====== Records shown ======

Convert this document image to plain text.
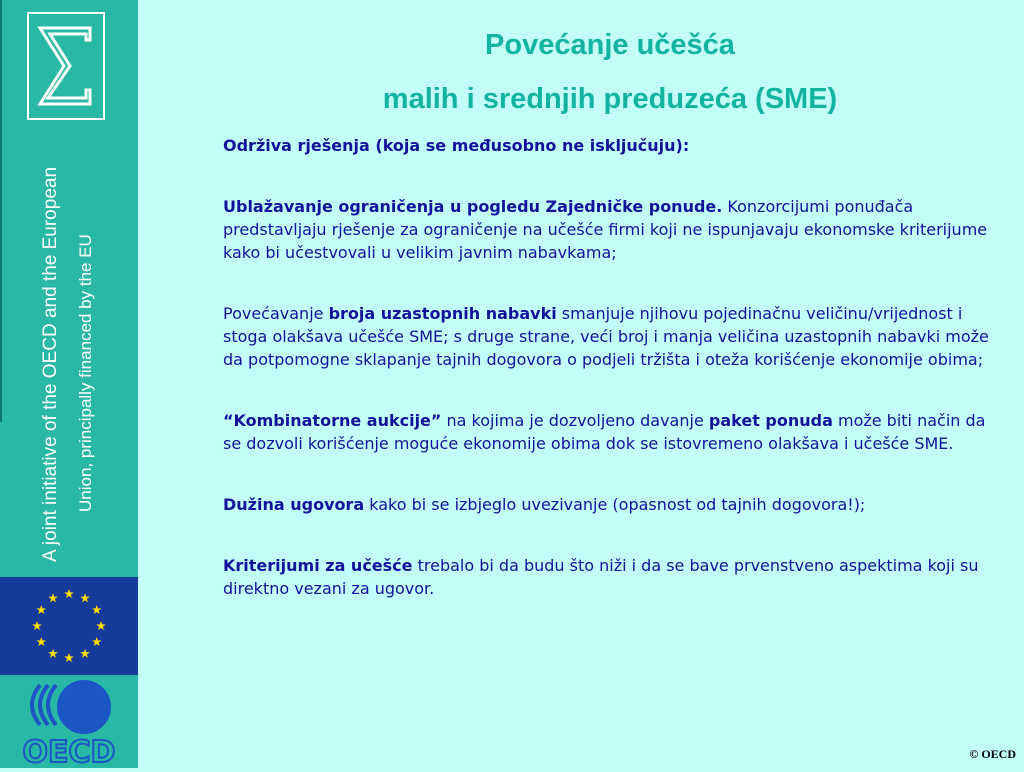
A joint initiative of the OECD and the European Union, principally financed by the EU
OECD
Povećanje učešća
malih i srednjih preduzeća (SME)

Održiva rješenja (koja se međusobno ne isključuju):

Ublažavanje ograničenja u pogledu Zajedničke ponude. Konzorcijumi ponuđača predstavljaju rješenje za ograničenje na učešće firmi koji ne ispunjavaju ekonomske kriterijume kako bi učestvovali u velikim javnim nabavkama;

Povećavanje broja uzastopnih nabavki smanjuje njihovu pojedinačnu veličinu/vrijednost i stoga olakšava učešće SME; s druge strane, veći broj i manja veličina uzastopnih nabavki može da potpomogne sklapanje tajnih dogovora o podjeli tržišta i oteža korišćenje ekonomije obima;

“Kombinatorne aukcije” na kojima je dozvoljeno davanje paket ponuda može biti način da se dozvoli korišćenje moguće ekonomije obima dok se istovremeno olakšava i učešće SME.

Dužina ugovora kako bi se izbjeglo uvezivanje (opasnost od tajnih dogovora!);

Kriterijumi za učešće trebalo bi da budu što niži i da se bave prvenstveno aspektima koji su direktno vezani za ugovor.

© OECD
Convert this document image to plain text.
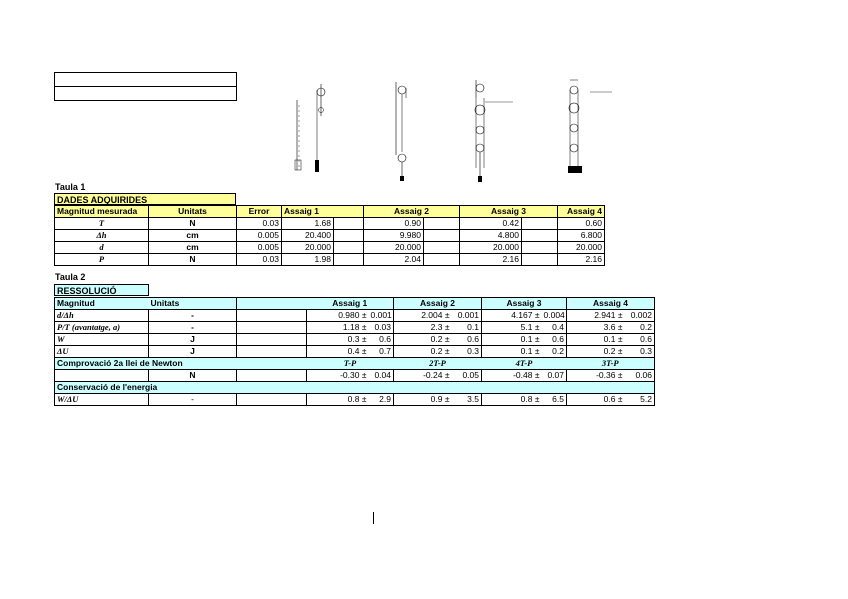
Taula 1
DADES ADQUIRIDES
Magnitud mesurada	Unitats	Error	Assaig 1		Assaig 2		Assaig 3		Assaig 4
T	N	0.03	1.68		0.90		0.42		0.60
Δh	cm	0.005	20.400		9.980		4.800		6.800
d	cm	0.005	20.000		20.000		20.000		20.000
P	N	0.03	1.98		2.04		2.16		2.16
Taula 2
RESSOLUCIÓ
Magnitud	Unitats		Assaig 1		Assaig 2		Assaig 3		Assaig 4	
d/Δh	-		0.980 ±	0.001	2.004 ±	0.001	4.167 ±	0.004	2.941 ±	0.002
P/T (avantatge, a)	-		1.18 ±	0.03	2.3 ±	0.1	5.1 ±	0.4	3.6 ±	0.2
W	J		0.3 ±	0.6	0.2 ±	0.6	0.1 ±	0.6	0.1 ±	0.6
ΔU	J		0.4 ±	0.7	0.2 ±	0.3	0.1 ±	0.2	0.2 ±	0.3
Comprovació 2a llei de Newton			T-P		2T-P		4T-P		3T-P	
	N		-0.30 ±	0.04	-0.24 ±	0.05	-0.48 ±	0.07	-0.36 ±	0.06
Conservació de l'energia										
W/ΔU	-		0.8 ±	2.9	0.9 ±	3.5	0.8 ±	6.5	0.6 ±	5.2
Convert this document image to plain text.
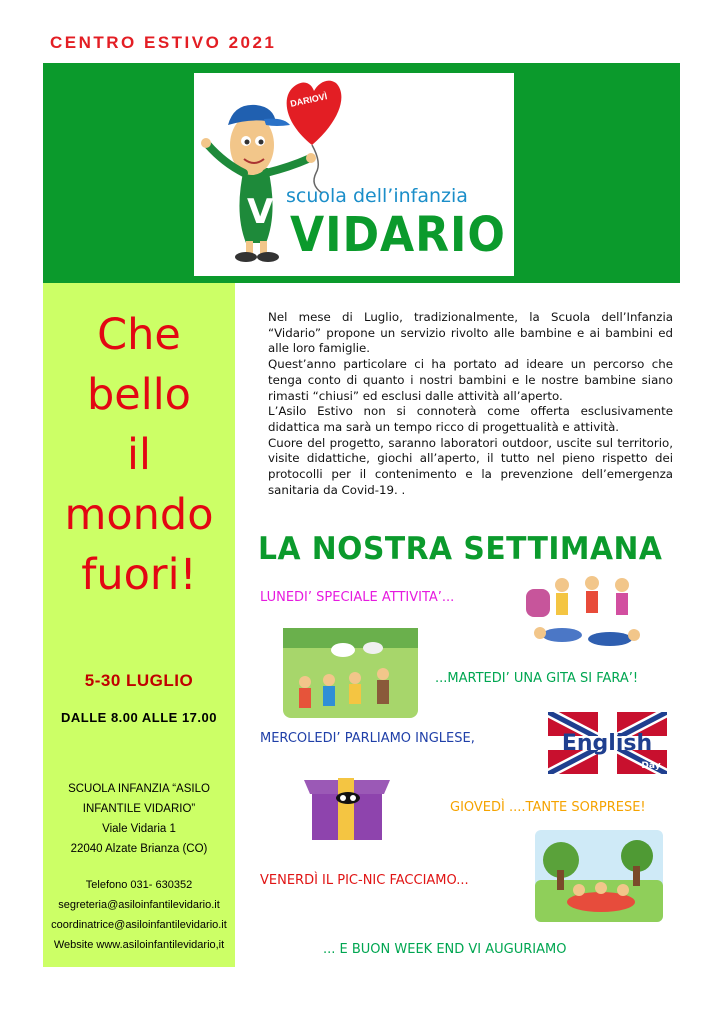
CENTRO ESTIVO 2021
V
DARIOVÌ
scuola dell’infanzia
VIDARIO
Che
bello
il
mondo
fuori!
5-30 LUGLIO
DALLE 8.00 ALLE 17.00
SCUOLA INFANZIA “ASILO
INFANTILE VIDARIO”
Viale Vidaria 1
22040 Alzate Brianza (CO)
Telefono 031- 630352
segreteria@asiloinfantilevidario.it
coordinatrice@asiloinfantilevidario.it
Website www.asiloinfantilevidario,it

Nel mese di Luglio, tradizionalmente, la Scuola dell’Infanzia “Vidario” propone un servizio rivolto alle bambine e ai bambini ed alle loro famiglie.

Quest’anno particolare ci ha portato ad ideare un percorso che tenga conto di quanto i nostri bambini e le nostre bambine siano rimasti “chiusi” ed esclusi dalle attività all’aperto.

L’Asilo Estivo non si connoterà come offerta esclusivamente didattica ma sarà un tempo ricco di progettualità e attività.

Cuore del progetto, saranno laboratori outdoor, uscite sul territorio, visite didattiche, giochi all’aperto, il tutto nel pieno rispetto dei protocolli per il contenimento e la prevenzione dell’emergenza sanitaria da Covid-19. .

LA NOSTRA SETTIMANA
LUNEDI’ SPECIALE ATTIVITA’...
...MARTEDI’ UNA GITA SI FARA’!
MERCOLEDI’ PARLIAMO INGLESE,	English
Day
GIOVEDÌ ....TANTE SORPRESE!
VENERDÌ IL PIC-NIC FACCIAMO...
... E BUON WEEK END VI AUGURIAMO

======
====== Records shown ======

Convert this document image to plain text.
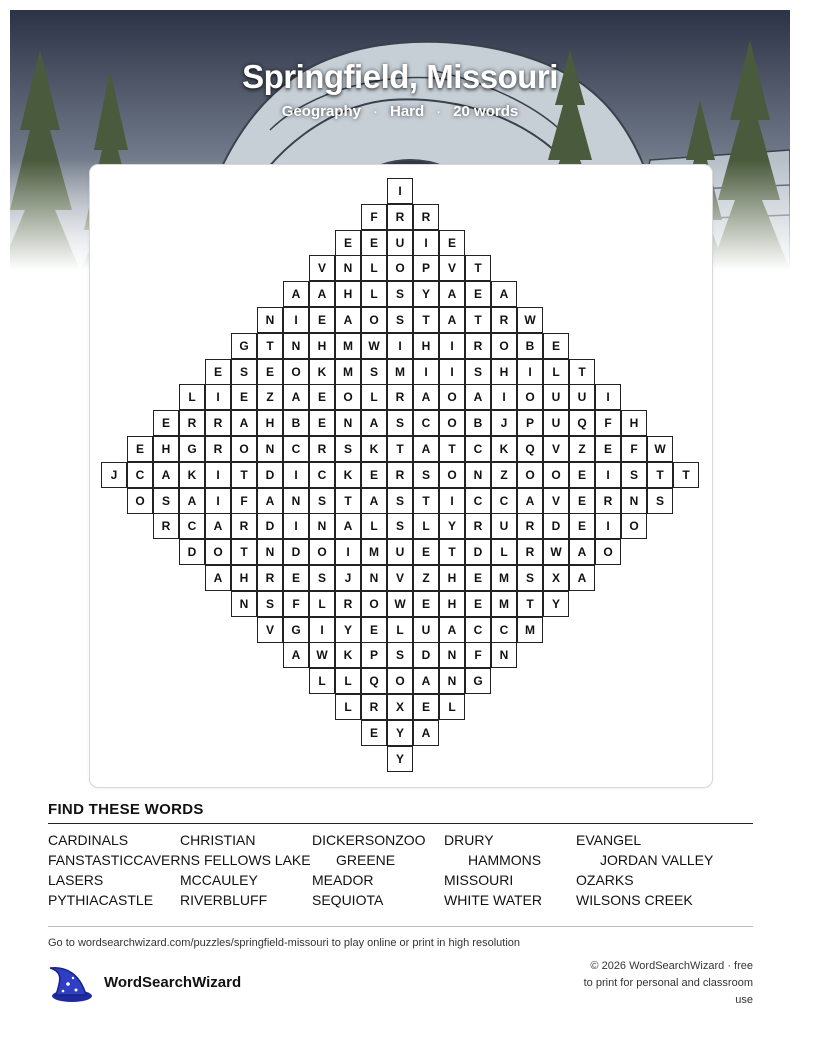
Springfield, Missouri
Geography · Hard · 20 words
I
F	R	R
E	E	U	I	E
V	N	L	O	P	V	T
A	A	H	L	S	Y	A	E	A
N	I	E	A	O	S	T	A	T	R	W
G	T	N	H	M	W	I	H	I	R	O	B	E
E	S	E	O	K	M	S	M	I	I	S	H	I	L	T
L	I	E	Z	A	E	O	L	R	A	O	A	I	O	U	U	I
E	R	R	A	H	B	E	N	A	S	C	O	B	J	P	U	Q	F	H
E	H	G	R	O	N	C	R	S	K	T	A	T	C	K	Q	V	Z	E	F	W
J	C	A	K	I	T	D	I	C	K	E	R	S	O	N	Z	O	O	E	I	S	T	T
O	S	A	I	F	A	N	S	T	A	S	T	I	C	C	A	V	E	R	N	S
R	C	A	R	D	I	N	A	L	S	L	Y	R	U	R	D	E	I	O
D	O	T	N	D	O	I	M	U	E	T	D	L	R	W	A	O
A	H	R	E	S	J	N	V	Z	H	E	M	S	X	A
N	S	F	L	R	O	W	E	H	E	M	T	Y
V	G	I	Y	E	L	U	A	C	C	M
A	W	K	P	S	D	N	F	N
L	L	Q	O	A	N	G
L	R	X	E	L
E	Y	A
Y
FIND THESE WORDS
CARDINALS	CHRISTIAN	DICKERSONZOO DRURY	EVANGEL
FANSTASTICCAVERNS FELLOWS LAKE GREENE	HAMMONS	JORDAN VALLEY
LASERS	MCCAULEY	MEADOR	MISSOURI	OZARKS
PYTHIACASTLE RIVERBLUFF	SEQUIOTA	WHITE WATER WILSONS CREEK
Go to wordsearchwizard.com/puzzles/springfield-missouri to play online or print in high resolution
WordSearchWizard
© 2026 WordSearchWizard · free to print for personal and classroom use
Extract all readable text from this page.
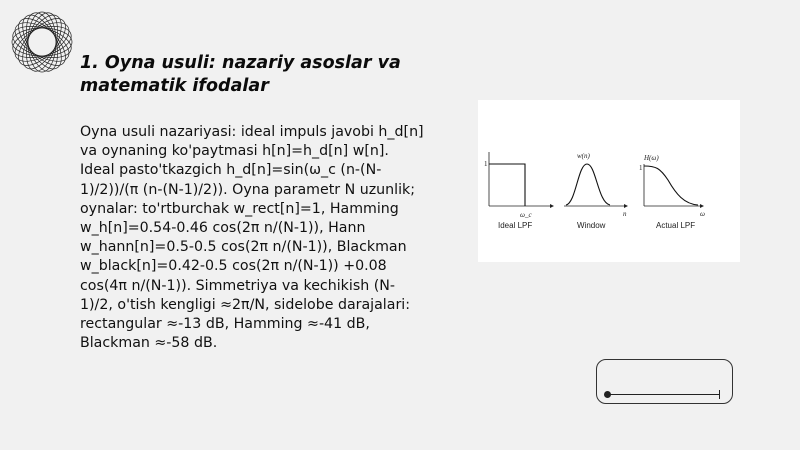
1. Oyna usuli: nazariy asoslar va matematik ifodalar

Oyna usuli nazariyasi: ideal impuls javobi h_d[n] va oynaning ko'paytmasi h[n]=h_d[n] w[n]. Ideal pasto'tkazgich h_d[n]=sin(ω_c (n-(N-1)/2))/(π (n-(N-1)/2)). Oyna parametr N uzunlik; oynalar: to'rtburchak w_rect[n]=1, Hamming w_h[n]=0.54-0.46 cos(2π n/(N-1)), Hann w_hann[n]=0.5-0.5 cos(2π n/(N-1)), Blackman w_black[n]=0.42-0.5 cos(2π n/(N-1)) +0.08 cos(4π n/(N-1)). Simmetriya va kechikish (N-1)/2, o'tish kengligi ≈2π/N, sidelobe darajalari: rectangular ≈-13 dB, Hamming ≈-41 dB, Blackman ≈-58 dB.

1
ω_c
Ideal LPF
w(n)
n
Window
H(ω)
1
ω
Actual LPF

======

Scan the material above for the string "bambine" and report each line where you find it.

Nel mese di Luglio, tradizionalmente, la Scuola dell’Infanzia “Vidario” propone un servizio rivolto alle bambine e ai bambini ed alle loro famiglie.
Quest’anno particolare ci ha portato ad ideare un percorso che tenga conto di quanto i nostri bambini e le nostre bambine siano rimasti “chiusi” ed esclusi dalle attività all’aperto.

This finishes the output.